* [EXERCISE GOAL] Tally each line where the word "Domain" occurs, then give only the total.

(Records from a data source)
★ ★ ★ ★ ★
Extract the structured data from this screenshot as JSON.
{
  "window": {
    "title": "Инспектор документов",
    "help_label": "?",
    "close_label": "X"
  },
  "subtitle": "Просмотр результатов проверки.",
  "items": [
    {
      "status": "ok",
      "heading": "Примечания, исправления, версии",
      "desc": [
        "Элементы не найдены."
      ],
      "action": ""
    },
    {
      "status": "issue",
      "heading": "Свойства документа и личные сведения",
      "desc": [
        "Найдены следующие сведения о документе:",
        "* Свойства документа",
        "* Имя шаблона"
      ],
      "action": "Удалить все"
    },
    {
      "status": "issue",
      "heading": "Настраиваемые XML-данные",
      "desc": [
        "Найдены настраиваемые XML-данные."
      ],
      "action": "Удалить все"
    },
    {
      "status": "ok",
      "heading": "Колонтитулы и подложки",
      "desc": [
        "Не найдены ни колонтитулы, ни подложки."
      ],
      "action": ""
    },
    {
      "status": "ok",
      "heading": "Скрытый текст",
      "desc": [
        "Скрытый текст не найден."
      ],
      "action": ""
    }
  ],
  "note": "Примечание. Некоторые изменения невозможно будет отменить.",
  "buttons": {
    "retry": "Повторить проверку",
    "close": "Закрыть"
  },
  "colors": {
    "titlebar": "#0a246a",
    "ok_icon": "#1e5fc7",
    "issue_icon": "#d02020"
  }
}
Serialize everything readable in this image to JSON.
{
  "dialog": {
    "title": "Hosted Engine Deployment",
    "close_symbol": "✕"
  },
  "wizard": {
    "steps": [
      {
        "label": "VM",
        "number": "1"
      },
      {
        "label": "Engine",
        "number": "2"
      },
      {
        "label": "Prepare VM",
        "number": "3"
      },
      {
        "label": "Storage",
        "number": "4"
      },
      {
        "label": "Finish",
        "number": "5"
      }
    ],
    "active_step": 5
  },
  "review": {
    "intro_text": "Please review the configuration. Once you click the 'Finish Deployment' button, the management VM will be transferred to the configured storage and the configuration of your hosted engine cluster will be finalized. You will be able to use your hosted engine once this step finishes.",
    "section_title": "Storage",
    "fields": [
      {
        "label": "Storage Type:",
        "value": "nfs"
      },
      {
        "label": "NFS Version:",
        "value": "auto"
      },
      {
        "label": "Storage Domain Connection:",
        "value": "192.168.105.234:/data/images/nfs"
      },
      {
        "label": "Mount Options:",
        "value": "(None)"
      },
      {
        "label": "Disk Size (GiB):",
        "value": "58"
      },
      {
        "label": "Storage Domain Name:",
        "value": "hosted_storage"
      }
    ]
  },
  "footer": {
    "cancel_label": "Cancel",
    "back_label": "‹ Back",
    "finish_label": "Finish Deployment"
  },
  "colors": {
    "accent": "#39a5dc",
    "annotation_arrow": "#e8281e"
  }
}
★ ★ ★ ★ ★
* [EXPECTED OUTPUT] 2